Set problem:
Find how many lines contain "haqida" and state only that number.

Task inputs:
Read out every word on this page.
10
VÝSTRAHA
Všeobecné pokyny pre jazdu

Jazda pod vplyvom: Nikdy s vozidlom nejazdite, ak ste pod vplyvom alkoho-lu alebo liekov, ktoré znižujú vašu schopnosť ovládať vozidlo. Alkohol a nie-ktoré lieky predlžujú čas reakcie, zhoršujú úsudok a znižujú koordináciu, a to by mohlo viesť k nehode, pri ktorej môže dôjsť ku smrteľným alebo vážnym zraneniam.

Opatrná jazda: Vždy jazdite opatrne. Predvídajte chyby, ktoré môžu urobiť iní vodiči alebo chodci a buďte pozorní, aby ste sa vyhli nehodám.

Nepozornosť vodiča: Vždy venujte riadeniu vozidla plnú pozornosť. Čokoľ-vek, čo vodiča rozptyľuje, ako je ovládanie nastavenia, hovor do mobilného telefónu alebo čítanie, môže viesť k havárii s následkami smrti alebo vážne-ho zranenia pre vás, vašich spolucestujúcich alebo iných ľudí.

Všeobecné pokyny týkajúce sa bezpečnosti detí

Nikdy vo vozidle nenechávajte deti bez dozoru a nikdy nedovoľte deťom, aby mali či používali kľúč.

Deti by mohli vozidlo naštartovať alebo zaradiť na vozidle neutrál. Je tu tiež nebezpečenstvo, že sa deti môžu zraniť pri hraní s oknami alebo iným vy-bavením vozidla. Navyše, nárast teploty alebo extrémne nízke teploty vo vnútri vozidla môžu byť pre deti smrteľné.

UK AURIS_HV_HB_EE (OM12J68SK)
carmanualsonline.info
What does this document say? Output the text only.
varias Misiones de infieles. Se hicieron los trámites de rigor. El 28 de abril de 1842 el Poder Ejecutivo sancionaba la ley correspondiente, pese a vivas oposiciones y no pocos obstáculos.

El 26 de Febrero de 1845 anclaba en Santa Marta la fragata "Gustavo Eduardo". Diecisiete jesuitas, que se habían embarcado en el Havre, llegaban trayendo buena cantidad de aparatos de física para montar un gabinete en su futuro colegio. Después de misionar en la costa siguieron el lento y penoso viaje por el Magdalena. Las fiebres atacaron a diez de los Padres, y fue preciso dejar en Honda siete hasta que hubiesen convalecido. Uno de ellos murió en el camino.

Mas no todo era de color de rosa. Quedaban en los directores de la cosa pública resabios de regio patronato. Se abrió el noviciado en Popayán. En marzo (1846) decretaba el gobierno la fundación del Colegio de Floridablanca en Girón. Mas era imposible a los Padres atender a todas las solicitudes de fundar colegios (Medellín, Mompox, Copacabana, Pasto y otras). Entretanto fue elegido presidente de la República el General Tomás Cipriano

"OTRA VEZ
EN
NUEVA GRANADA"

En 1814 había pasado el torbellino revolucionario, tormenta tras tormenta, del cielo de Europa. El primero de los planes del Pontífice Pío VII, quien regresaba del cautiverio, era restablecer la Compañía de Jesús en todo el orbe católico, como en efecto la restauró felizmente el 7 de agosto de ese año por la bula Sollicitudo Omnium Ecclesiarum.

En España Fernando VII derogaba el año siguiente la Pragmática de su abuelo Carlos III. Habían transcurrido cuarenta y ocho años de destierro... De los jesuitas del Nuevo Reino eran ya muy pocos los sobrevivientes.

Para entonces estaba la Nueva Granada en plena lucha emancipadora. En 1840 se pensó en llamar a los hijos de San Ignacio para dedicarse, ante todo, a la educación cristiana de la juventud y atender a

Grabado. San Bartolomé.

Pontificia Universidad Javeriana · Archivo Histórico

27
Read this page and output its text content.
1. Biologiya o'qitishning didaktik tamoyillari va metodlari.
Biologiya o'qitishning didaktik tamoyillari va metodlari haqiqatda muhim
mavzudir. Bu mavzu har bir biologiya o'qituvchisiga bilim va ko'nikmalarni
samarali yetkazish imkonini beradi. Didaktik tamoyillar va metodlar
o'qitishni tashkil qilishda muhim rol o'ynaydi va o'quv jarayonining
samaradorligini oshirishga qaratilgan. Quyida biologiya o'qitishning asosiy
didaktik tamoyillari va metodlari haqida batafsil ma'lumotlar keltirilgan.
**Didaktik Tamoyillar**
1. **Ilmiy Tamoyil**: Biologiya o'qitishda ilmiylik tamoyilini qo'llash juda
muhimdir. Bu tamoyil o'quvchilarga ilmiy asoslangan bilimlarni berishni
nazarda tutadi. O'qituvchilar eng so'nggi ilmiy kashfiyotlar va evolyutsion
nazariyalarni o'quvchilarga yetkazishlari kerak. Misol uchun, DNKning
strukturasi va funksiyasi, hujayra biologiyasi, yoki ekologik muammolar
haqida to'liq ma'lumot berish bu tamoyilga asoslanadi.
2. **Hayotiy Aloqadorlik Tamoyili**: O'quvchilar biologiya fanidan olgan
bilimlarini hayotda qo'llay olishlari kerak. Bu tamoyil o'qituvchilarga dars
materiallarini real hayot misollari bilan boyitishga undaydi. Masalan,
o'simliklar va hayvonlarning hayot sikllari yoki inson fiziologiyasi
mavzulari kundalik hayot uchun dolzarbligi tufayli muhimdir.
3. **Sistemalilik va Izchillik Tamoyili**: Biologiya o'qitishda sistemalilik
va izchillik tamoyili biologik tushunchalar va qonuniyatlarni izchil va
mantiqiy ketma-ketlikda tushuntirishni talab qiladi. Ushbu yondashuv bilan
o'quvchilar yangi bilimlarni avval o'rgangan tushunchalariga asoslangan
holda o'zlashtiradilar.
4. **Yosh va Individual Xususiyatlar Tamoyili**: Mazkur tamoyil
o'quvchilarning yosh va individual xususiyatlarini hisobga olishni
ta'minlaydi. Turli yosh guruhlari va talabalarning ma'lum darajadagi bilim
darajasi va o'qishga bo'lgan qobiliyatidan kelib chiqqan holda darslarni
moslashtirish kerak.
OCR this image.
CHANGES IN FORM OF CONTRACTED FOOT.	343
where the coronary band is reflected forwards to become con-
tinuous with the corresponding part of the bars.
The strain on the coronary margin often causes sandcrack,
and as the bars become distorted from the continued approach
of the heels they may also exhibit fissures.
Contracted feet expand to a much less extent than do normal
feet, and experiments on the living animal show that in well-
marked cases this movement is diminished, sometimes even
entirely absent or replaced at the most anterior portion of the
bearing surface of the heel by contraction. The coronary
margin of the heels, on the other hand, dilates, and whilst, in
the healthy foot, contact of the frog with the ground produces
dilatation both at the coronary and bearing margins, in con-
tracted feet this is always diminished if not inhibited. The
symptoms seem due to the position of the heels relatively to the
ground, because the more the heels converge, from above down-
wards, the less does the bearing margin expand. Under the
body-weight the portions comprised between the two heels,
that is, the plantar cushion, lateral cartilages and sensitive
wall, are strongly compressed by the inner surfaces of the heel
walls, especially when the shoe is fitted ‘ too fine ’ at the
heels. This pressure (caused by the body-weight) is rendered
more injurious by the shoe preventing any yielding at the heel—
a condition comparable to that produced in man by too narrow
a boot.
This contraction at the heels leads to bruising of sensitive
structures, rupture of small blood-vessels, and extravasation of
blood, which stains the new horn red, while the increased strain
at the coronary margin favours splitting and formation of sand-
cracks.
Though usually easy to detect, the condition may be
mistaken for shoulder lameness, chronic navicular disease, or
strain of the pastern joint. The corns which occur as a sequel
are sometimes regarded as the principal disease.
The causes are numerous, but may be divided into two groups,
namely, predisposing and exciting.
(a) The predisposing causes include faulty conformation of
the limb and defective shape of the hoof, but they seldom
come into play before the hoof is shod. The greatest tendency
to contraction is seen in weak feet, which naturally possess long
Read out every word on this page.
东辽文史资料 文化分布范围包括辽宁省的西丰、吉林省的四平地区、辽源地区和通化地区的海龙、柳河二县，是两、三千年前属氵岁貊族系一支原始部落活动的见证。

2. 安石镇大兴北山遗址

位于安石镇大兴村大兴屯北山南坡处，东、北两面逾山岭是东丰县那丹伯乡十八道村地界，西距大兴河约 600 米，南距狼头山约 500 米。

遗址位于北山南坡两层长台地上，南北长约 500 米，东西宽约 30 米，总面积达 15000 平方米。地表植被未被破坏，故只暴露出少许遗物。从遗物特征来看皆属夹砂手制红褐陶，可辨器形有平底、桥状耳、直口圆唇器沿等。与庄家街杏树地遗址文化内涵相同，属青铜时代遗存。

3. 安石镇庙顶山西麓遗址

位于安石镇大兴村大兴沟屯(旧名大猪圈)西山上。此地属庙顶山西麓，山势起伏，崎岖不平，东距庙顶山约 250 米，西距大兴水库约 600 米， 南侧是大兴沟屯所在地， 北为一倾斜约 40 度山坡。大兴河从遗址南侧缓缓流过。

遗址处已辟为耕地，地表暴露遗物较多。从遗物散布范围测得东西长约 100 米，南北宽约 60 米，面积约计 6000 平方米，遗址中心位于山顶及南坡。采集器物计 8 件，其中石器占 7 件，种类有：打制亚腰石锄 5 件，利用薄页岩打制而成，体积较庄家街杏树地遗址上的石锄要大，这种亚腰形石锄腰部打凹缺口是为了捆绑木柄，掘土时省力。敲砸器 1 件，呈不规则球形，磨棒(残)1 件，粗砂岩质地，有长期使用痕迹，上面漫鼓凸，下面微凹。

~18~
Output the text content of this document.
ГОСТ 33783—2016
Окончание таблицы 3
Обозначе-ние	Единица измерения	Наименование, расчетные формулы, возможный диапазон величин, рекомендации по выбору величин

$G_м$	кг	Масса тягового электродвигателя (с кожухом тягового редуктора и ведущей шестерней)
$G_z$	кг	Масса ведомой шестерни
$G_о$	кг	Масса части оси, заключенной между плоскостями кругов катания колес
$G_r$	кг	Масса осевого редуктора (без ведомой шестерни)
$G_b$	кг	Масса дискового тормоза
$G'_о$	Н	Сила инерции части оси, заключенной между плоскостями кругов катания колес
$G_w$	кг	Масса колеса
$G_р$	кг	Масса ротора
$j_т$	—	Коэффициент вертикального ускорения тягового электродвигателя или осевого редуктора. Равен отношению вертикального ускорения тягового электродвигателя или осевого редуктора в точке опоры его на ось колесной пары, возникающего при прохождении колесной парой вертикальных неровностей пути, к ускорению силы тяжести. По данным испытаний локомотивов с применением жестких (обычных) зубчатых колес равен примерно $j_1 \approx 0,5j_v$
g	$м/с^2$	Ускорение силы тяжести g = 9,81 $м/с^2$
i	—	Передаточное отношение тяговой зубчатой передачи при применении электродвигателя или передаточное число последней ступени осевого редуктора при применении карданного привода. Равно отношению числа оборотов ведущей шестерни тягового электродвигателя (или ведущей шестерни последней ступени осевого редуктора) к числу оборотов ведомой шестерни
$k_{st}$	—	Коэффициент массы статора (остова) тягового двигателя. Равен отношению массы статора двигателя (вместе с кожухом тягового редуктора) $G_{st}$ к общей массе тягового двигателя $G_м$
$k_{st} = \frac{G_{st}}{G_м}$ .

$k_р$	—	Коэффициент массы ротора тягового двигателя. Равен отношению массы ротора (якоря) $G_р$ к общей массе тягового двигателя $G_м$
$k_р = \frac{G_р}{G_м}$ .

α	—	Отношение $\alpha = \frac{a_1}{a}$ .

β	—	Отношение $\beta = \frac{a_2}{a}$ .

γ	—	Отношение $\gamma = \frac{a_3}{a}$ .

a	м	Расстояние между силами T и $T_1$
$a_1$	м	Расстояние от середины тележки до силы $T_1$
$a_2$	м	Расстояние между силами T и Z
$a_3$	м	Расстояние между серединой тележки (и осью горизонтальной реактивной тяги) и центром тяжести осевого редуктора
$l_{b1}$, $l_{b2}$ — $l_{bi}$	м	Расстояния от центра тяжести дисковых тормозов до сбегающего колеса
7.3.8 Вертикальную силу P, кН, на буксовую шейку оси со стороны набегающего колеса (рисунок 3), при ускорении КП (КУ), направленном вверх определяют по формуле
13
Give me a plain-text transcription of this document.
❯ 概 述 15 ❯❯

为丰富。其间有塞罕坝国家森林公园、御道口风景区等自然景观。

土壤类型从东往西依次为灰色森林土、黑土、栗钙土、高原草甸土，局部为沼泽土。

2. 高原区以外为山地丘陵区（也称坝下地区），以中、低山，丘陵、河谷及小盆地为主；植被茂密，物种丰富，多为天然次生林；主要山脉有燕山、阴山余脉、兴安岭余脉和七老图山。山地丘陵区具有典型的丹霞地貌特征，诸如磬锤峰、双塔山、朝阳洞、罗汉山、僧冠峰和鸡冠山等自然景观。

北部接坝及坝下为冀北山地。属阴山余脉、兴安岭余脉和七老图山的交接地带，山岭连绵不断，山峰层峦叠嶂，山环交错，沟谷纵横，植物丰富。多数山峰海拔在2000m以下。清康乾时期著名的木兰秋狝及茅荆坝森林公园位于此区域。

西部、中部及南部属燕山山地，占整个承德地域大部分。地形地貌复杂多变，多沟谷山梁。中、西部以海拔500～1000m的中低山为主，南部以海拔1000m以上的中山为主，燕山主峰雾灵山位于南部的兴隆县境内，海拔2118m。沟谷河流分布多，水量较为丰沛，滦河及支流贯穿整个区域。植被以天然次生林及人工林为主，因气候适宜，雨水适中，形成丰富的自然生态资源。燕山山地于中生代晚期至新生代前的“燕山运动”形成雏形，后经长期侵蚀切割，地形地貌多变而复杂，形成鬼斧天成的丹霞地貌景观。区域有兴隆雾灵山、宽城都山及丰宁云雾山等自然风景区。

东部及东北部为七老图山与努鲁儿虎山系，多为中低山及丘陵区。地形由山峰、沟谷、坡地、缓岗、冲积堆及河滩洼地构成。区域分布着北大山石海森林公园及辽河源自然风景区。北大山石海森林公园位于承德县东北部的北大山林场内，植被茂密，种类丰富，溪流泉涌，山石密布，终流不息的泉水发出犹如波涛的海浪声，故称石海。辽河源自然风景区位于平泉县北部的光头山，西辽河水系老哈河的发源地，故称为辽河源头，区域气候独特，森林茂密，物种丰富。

Output for this exercise:
2